start
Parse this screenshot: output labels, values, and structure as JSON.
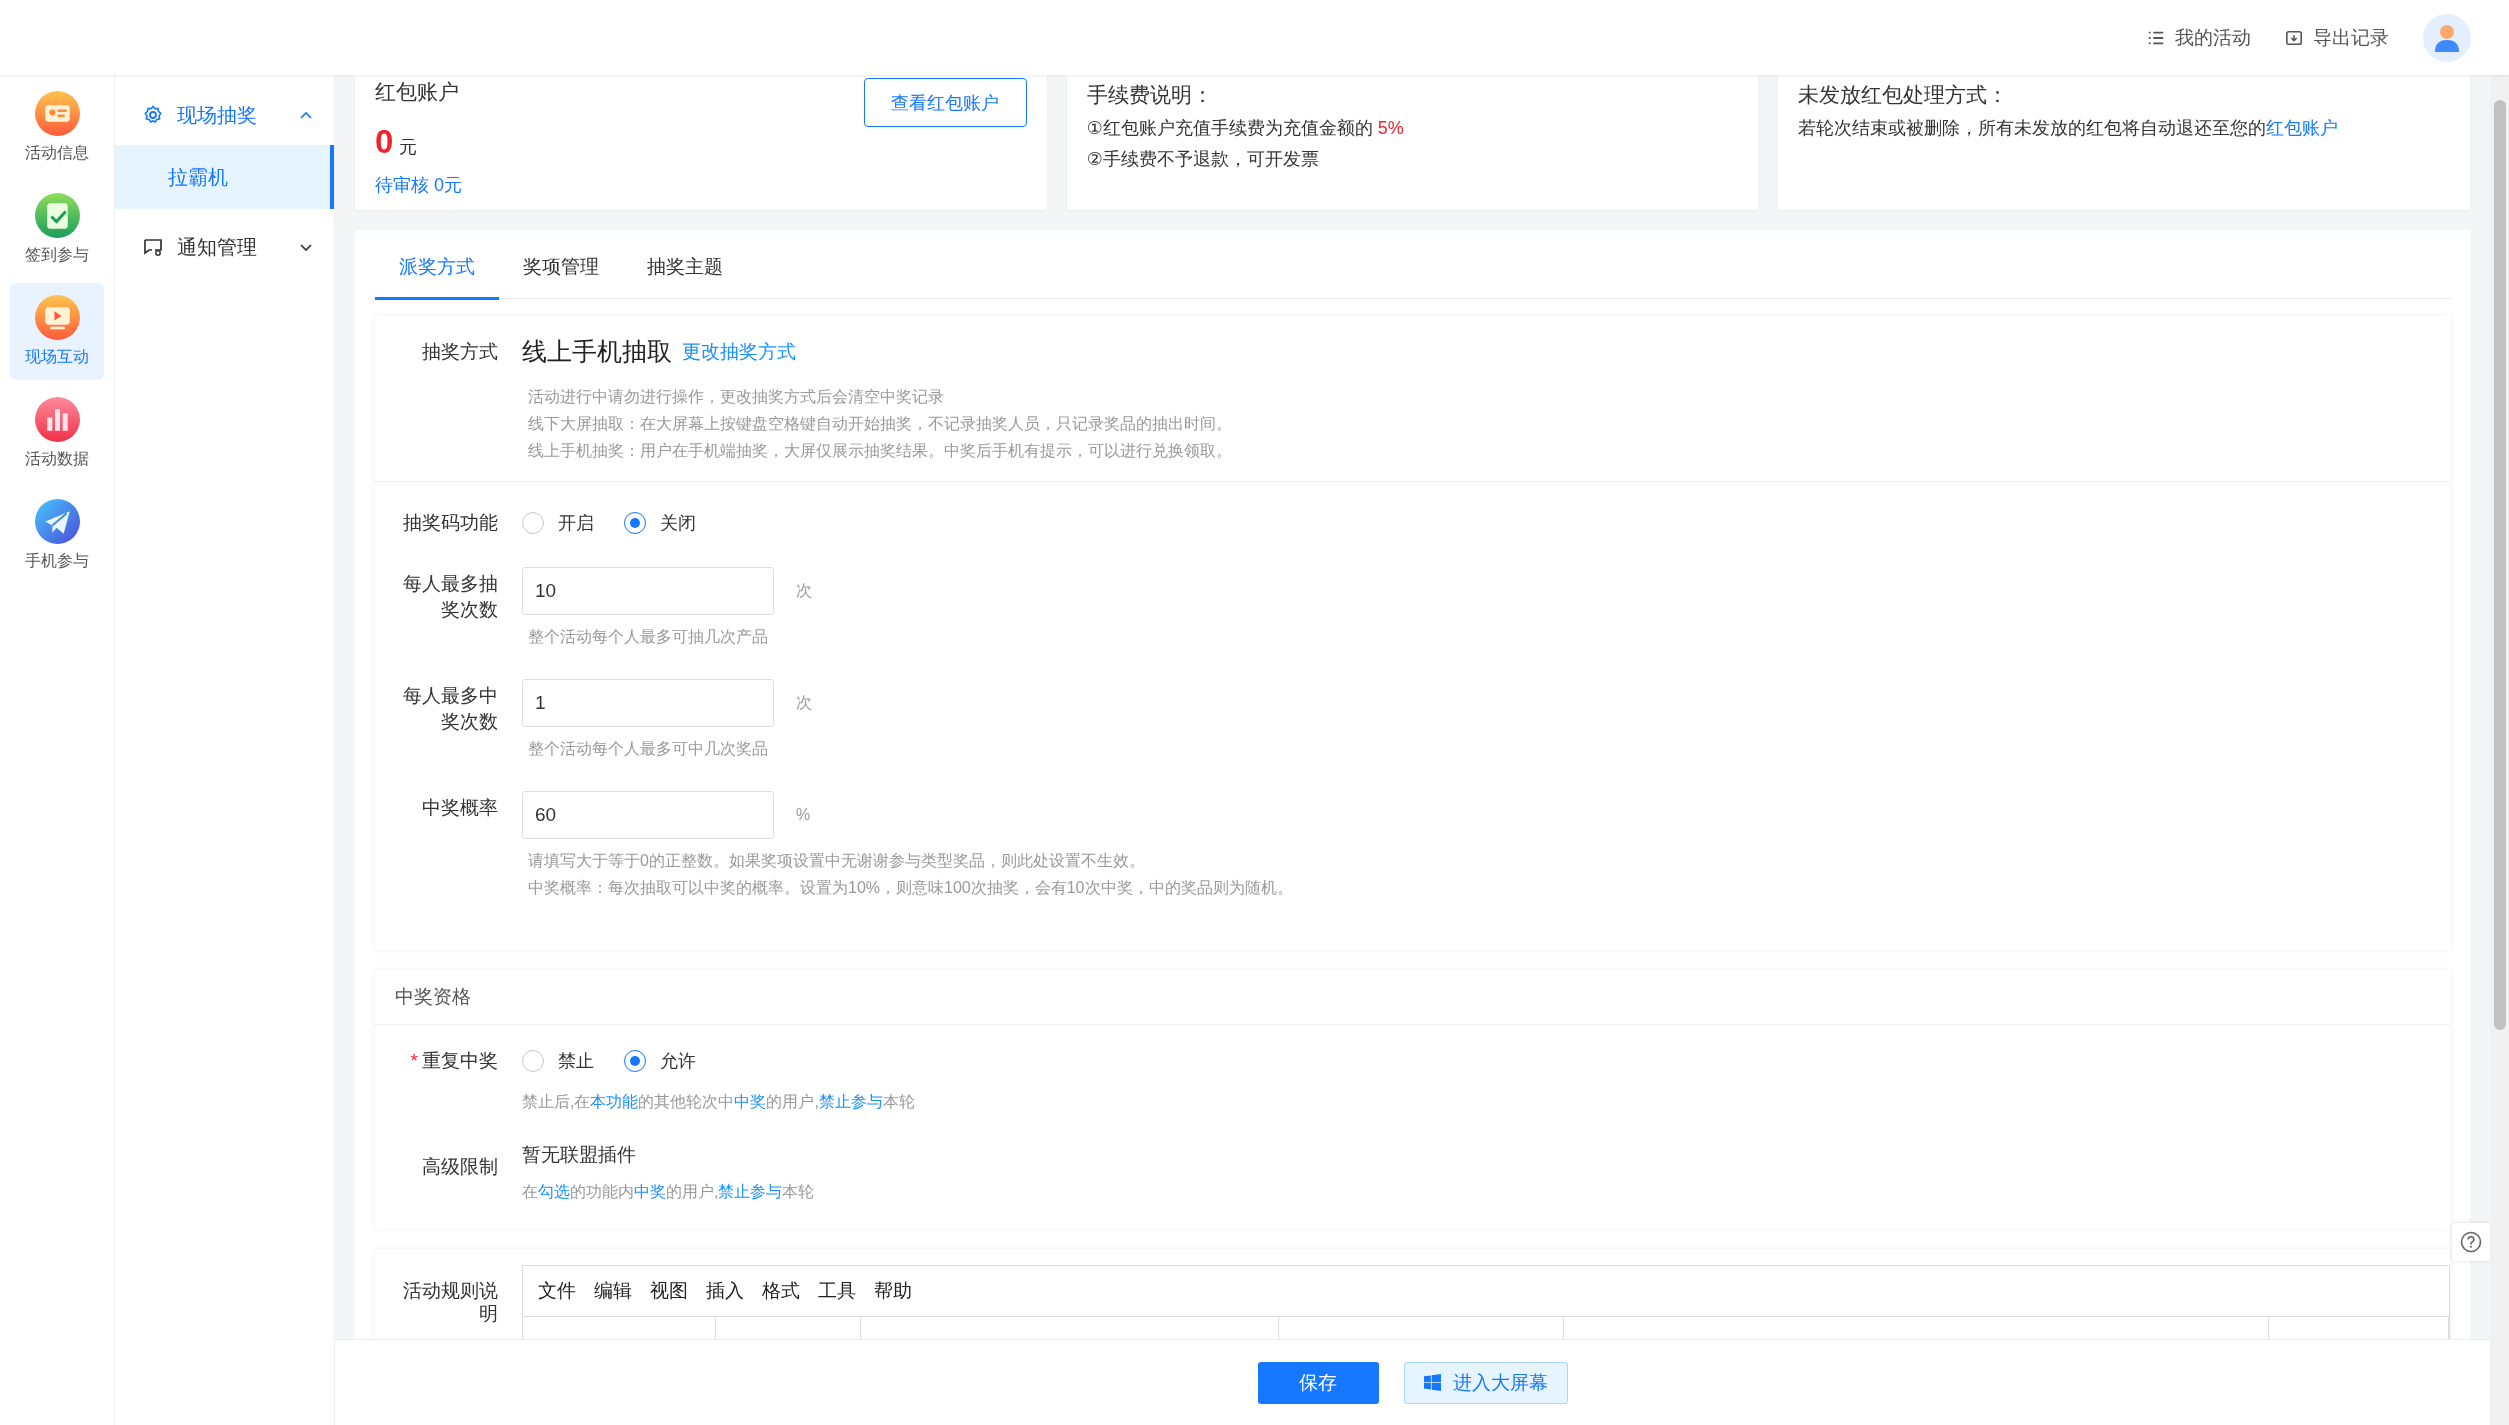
{
  "topbar": {
    "links": [
      {
        "label": "我的活动"
      },
      {
        "label": "导出记录"
      }
    ]
  },
  "rail": [
    {
      "label": "活动信息",
      "selected": false
    },
    {
      "label": "签到参与",
      "selected": false
    },
    {
      "label": "现场互动",
      "selected": true
    },
    {
      "label": "活动数据",
      "selected": false
    },
    {
      "label": "手机参与",
      "selected": false
    }
  ],
  "menu": [
    {
      "label": "现场抽奖",
      "expanded": true,
      "children": [
        {
          "label": "拉霸机",
          "selected": true
        }
      ]
    },
    {
      "label": "通知管理",
      "expanded": false
    }
  ],
  "account_card": {
    "title": "红包账户",
    "button": "查看红包账户",
    "amount": "0",
    "unit": "元",
    "pending": "待审核 0元"
  },
  "fee_card": {
    "title": "手续费说明：",
    "lines": [
      [
        {
          "kind": "text",
          "text": "①红包账户充值手续费为充值金额的 "
        },
        {
          "kind": "highlight",
          "text": "5%"
        }
      ],
      [
        {
          "kind": "text",
          "text": "②手续费不予退款，可开发票"
        }
      ]
    ]
  },
  "refund_card": {
    "title": "未发放红包处理方式：",
    "lines": [
      [
        {
          "kind": "text",
          "text": "若轮次结束或被删除，所有未发放的红包将自动退还至您的"
        },
        {
          "kind": "link",
          "text": "红包账户"
        }
      ]
    ]
  },
  "tabs": [
    {
      "label": "派奖方式",
      "selected": true
    },
    {
      "label": "奖项管理",
      "selected": false
    },
    {
      "label": "抽奖主题",
      "selected": false
    }
  ],
  "draw_method": {
    "label": "抽奖方式",
    "value": "线上手机抽取",
    "link": "更改抽奖方式",
    "notes": [
      "活动进行中请勿进行操作，更改抽奖方式后会清空中奖记录",
      "线下大屏抽取：在大屏幕上按键盘空格键自动开始抽奖，不记录抽奖人员，只记录奖品的抽出时间。",
      "线上手机抽奖：用户在手机端抽奖，大屏仅展示抽奖结果。中奖后手机有提示，可以进行兑换领取。"
    ]
  },
  "settings": [
    {
      "kind": "radio",
      "label": "抽奖码功能",
      "options": [
        {
          "label": "开启",
          "selected": false
        },
        {
          "label": "关闭",
          "selected": true
        }
      ]
    },
    {
      "kind": "input",
      "label": "每人最多抽奖次数",
      "value": "10",
      "unit": "次",
      "hints": [
        "整个活动每个人最多可抽几次产品"
      ]
    },
    {
      "kind": "input",
      "label": "每人最多中奖次数",
      "value": "1",
      "unit": "次",
      "hints": [
        "整个活动每个人最多可中几次奖品"
      ]
    },
    {
      "kind": "input",
      "label": "中奖概率",
      "value": "60",
      "unit": "%",
      "hints": [
        "请填写大于等于0的正整数。如果奖项设置中无谢谢参与类型奖品，则此处设置不生效。",
        "中奖概率：每次抽取可以中奖的概率。设置为10%，则意味100次抽奖，会有10次中奖，中的奖品则为随机。"
      ]
    }
  ],
  "qualification": {
    "title": "中奖资格",
    "repeat_win": {
      "label": "重复中奖",
      "required_mark": "*",
      "options": [
        {
          "label": "禁止",
          "selected": false
        },
        {
          "label": "允许",
          "selected": true
        }
      ],
      "hint": [
        {
          "kind": "text",
          "text": "禁止后,在"
        },
        {
          "kind": "link",
          "text": "本功能"
        },
        {
          "kind": "text",
          "text": "的其他轮次中"
        },
        {
          "kind": "link",
          "text": "中奖"
        },
        {
          "kind": "text",
          "text": "的用户,"
        },
        {
          "kind": "link",
          "text": "禁止参与"
        },
        {
          "kind": "text",
          "text": "本轮"
        }
      ]
    },
    "advanced": {
      "label": "高级限制",
      "value": "暂无联盟插件",
      "hint": [
        {
          "kind": "text",
          "text": "在"
        },
        {
          "kind": "link",
          "text": "勾选"
        },
        {
          "kind": "text",
          "text": "的功能内"
        },
        {
          "kind": "link",
          "text": "中奖"
        },
        {
          "kind": "text",
          "text": "的用户,"
        },
        {
          "kind": "link",
          "text": "禁止参与"
        },
        {
          "kind": "text",
          "text": "本轮"
        }
      ]
    }
  },
  "rules_editor": {
    "label": "活动规则说明",
    "menu": [
      "文件",
      "编辑",
      "视图",
      "插入",
      "格式",
      "工具",
      "帮助"
    ]
  },
  "footer": {
    "buttons": [
      {
        "kind": "primary",
        "label": "保存"
      },
      {
        "kind": "secondary",
        "label": "进入大屏幕"
      }
    ]
  }
}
end
Return the entries unchanged, save for the pictures, which do not belong in the copy.

[Output of the task]
Parse this screenshot: output labels, values, and structure as JSON.
{
  "topbar": {
    "links": [
      {
        "label": "我的活动"
      },
      {
        "label": "导出记录"
      }
    ]
  },
  "rail": [
    {
      "label": "活动信息",
      "selected": false
    },
    {
      "label": "签到参与",
      "selected": false
    },
    {
      "label": "现场互动",
      "selected": true
    },
    {
      "label": "活动数据",
      "selected": false
    },
    {
      "label": "手机参与",
      "selected": false
    }
  ],
  "menu": [
    {
      "label": "现场抽奖",
      "expanded": true,
      "children": [
        {
          "label": "拉霸机",
          "selected": true
        }
      ]
    },
    {
      "label": "通知管理",
      "expanded": false
    }
  ],
  "account_card": {
    "title": "红包账户",
    "button": "查看红包账户",
    "amount": "0",
    "unit": "元",
    "pending": "待审核 0元"
  },
  "fee_card": {
    "title": "手续费说明：",
    "lines": [
      [
        {
          "kind": "text",
          "text": "①红包账户充值手续费为充值金额的 "
        },
        {
          "kind": "highlight",
          "text": "5%"
        }
      ],
      [
        {
          "kind": "text",
          "text": "②手续费不予退款，可开发票"
        }
      ]
    ]
  },
  "refund_card": {
    "title": "未发放红包处理方式：",
    "lines": [
      [
        {
          "kind": "text",
          "text": "若轮次结束或被删除，所有未发放的红包将自动退还至您的"
        },
        {
          "kind": "link",
          "text": "红包账户"
        }
      ]
    ]
  },
  "tabs": [
    {
      "label": "派奖方式",
      "selected": true
    },
    {
      "label": "奖项管理",
      "selected": false
    },
    {
      "label": "抽奖主题",
      "selected": false
    }
  ],
  "draw_method": {
    "label": "抽奖方式",
    "value": "线上手机抽取",
    "link": "更改抽奖方式",
    "notes": [
      "活动进行中请勿进行操作，更改抽奖方式后会清空中奖记录",
      "线下大屏抽取：在大屏幕上按键盘空格键自动开始抽奖，不记录抽奖人员，只记录奖品的抽出时间。",
      "线上手机抽奖：用户在手机端抽奖，大屏仅展示抽奖结果。中奖后手机有提示，可以进行兑换领取。"
    ]
  },
  "settings": [
    {
      "kind": "radio",
      "label": "抽奖码功能",
      "options": [
        {
          "label": "开启",
          "selected": false
        },
        {
          "label": "关闭",
          "selected": true
        }
      ]
    },
    {
      "kind": "input",
      "label": "每人最多抽奖次数",
      "value": "10",
      "unit": "次",
      "hints": [
        "整个活动每个人最多可抽几次产品"
      ]
    },
    {
      "kind": "input",
      "label": "每人最多中奖次数",
      "value": "1",
      "unit": "次",
      "hints": [
        "整个活动每个人最多可中几次奖品"
      ]
    },
    {
      "kind": "input",
      "label": "中奖概率",
      "value": "60",
      "unit": "%",
      "hints": [
        "请填写大于等于0的正整数。如果奖项设置中无谢谢参与类型奖品，则此处设置不生效。",
        "中奖概率：每次抽取可以中奖的概率。设置为10%，则意味100次抽奖，会有10次中奖，中的奖品则为随机。"
      ]
    }
  ],
  "qualification": {
    "title": "中奖资格",
    "repeat_win": {
      "label": "重复中奖",
      "required_mark": "*",
      "options": [
        {
          "label": "禁止",
          "selected": false
        },
        {
          "label": "允许",
          "selected": true
        }
      ],
      "hint": [
        {
          "kind": "text",
          "text": "禁止后,在"
        },
        {
          "kind": "link",
          "text": "本功能"
        },
        {
          "kind": "text",
          "text": "的其他轮次中"
        },
        {
          "kind": "link",
          "text": "中奖"
        },
        {
          "kind": "text",
          "text": "的用户,"
        },
        {
          "kind": "link",
          "text": "禁止参与"
        },
        {
          "kind": "text",
          "text": "本轮"
        }
      ]
    },
    "advanced": {
      "label": "高级限制",
      "value": "暂无联盟插件",
      "hint": [
        {
          "kind": "text",
          "text": "在"
        },
        {
          "kind": "link",
          "text": "勾选"
        },
        {
          "kind": "text",
          "text": "的功能内"
        },
        {
          "kind": "link",
          "text": "中奖"
        },
        {
          "kind": "text",
          "text": "的用户,"
        },
        {
          "kind": "link",
          "text": "禁止参与"
        },
        {
          "kind": "text",
          "text": "本轮"
        }
      ]
    }
  },
  "rules_editor": {
    "label": "活动规则说明",
    "menu": [
      "文件",
      "编辑",
      "视图",
      "插入",
      "格式",
      "工具",
      "帮助"
    ]
  },
  "footer": {
    "buttons": [
      {
        "kind": "primary",
        "label": "保存"
      },
      {
        "kind": "secondary",
        "label": "进入大屏幕"
      }
    ]
  }
}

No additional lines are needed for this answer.